## [INSTRUCTIONS FOR THE TASK]
Provide a single number: the count of lines containing the string "share".

## [DATASET RECORDS]
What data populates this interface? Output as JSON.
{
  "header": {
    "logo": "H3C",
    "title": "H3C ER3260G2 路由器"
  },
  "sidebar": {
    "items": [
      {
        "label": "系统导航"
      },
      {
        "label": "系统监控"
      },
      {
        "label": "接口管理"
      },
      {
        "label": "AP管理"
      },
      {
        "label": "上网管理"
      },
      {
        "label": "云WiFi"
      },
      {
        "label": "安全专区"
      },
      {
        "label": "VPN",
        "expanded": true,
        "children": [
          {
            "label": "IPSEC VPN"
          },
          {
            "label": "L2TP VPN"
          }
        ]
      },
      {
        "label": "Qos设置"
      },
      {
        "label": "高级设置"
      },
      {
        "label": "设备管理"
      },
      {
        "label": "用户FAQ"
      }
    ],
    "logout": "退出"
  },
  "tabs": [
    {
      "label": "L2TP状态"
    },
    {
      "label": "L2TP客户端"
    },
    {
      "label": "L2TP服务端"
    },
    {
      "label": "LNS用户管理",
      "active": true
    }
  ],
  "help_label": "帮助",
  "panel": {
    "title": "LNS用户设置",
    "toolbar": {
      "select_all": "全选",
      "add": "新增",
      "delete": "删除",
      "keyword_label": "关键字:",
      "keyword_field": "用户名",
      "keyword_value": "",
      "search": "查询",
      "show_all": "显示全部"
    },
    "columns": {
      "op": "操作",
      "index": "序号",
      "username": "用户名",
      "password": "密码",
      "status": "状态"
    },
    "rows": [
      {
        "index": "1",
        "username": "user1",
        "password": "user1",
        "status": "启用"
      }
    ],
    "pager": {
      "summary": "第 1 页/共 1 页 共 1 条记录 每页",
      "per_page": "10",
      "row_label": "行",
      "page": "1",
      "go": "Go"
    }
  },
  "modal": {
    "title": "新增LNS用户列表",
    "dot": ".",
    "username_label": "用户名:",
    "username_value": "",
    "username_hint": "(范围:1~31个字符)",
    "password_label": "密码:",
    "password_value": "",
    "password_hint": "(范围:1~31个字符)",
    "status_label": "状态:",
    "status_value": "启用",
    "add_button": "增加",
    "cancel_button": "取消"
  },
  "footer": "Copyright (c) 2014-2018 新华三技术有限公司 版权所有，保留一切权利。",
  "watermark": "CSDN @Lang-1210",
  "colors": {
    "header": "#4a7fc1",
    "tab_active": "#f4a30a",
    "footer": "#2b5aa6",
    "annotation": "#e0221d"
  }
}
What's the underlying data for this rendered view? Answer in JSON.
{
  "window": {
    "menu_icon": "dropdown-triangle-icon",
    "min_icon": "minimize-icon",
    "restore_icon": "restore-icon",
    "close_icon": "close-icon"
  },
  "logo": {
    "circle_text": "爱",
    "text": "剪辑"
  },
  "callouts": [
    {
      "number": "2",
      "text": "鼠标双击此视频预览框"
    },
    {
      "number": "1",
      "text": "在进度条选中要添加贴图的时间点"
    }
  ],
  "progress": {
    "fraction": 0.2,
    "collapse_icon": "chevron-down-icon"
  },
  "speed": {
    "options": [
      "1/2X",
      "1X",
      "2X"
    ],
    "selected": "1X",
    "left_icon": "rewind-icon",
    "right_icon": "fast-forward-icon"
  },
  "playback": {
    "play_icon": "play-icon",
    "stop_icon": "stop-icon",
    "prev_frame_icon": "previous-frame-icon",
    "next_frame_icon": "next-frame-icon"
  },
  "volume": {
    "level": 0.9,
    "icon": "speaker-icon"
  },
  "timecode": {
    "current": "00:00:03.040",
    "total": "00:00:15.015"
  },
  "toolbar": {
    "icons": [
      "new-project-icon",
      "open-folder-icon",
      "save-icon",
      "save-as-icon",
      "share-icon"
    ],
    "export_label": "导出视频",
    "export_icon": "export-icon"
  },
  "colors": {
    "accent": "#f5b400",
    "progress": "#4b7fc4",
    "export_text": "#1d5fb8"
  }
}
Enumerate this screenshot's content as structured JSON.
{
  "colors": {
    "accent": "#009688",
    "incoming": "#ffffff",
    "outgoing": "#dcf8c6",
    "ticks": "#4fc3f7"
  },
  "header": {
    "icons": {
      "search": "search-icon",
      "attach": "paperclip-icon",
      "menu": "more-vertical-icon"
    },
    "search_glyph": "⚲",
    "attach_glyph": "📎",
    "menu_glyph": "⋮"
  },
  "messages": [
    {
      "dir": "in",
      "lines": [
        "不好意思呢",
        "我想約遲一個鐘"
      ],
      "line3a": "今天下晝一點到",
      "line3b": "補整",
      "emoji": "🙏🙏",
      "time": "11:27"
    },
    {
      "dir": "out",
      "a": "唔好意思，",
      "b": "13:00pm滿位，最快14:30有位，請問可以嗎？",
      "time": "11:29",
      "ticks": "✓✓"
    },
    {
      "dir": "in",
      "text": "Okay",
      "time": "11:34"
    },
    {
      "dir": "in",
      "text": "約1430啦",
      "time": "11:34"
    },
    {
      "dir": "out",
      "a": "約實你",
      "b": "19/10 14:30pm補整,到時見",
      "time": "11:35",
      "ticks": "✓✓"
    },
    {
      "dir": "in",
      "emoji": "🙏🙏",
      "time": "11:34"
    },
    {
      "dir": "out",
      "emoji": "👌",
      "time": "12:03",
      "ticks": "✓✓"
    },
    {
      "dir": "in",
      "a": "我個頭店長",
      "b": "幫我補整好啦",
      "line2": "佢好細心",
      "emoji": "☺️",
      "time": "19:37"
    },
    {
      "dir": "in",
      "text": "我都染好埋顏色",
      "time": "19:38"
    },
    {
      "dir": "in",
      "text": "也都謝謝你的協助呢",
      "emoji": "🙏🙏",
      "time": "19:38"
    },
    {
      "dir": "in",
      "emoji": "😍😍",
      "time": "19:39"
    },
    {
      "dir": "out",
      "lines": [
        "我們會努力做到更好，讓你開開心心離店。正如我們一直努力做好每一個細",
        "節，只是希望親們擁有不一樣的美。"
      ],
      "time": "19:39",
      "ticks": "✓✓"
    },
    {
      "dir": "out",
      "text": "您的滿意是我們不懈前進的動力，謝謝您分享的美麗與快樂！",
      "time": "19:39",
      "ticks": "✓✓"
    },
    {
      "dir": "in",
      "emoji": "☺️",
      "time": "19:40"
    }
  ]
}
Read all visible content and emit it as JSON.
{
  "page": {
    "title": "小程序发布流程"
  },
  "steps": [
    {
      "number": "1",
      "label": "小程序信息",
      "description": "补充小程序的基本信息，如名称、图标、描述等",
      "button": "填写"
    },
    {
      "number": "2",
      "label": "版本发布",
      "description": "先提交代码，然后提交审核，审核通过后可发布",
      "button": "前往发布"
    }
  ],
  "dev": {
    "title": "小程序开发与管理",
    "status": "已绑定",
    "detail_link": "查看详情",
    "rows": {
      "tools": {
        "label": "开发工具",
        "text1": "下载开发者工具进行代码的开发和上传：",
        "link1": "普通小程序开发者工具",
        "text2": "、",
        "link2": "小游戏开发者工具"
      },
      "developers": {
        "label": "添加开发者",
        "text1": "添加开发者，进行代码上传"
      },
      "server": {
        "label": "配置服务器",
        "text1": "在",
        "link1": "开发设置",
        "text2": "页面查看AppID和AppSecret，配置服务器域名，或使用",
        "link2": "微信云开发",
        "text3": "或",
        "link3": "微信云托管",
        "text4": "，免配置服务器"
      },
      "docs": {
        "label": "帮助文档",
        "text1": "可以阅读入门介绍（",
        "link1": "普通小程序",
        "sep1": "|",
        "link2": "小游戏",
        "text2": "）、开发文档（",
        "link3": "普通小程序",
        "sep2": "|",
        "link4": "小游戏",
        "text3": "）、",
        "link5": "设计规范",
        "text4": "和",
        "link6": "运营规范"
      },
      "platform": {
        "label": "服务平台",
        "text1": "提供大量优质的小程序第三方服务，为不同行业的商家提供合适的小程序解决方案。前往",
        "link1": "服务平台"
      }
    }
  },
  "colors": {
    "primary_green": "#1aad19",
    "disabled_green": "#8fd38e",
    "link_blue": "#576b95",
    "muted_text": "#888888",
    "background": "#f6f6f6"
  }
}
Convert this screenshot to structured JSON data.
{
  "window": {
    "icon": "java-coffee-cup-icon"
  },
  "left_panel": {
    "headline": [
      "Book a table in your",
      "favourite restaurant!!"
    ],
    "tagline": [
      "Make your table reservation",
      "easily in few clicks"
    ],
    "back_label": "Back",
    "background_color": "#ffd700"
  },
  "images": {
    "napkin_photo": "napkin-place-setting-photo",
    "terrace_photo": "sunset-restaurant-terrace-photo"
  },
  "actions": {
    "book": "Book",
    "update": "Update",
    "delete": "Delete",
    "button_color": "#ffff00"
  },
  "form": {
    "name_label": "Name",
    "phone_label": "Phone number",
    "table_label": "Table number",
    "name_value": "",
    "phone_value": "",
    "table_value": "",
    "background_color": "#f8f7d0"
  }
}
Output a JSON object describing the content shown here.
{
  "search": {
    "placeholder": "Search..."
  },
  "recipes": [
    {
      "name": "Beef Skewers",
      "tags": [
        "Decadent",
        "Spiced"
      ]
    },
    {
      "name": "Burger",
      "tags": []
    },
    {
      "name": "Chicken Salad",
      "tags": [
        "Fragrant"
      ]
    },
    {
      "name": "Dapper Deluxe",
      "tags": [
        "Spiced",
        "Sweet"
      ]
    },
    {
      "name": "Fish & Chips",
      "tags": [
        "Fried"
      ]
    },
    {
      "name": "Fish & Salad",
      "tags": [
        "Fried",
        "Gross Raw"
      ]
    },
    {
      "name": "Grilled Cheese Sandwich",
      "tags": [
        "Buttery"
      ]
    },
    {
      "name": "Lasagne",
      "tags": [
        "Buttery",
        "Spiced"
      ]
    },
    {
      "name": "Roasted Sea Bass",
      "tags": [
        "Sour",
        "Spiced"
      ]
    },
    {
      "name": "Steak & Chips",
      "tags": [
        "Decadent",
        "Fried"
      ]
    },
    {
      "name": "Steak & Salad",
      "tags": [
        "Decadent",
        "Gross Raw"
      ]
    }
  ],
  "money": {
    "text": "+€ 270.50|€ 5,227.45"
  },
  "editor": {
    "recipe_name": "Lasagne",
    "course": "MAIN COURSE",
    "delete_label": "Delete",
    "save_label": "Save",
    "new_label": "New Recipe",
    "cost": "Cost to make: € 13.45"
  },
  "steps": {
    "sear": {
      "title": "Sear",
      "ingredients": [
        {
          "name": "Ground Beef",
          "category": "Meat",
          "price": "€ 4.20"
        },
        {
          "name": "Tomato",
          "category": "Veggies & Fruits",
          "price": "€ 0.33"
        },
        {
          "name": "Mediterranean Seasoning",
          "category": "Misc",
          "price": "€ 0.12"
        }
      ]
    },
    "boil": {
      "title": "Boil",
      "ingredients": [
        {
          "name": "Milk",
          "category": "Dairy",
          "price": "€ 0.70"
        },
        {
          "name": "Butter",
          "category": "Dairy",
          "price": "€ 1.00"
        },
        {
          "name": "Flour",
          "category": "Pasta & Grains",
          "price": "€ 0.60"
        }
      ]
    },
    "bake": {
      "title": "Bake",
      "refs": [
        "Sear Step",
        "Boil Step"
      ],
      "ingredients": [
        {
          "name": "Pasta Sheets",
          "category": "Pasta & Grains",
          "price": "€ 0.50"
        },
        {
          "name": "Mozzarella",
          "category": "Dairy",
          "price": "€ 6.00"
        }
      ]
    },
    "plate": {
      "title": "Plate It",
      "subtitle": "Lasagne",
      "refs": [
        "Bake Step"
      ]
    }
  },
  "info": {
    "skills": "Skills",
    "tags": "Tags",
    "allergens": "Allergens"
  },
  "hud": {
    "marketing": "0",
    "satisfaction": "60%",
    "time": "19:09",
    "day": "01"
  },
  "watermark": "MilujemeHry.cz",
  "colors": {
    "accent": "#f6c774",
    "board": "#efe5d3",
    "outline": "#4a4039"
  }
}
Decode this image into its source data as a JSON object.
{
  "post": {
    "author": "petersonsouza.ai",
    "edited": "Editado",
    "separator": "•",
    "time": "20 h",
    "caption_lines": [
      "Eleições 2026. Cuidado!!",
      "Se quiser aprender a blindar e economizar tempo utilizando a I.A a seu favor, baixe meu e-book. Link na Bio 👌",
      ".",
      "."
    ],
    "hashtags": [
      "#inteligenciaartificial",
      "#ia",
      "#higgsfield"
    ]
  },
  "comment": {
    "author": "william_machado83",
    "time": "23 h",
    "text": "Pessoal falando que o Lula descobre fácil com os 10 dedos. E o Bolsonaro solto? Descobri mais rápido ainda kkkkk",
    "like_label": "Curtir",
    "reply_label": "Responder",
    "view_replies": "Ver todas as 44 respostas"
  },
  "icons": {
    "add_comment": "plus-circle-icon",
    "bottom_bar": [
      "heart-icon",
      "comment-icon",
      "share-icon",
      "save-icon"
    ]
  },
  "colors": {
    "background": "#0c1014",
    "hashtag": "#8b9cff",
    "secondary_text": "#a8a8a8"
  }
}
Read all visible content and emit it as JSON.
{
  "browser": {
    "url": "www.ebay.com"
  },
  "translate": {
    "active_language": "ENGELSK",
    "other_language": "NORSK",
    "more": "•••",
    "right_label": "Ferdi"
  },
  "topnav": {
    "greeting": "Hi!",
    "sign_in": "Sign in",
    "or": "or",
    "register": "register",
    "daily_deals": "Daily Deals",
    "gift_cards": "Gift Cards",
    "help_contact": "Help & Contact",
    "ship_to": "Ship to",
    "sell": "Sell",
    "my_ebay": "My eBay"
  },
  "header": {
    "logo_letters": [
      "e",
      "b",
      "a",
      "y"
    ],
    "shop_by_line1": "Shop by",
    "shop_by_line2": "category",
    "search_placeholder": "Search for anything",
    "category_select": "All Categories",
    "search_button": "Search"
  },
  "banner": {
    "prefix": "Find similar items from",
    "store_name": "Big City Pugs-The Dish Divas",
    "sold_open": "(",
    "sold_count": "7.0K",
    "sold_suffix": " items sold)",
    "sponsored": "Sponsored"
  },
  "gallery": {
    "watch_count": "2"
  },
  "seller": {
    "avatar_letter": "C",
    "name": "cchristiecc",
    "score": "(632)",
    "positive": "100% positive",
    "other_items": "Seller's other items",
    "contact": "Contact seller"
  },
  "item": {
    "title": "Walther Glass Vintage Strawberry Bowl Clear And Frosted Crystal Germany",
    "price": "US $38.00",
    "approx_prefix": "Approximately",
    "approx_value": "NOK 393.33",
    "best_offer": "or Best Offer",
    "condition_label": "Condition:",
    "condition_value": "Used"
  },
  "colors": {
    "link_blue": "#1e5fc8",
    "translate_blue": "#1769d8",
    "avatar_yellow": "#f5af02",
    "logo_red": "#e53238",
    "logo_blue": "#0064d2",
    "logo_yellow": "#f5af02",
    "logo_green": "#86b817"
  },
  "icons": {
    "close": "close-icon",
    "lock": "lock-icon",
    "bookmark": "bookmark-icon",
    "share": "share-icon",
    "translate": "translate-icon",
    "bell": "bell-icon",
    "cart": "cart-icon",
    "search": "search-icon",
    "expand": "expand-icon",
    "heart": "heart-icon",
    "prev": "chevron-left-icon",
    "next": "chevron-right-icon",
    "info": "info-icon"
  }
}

## [SOLVED PROBLEM]
3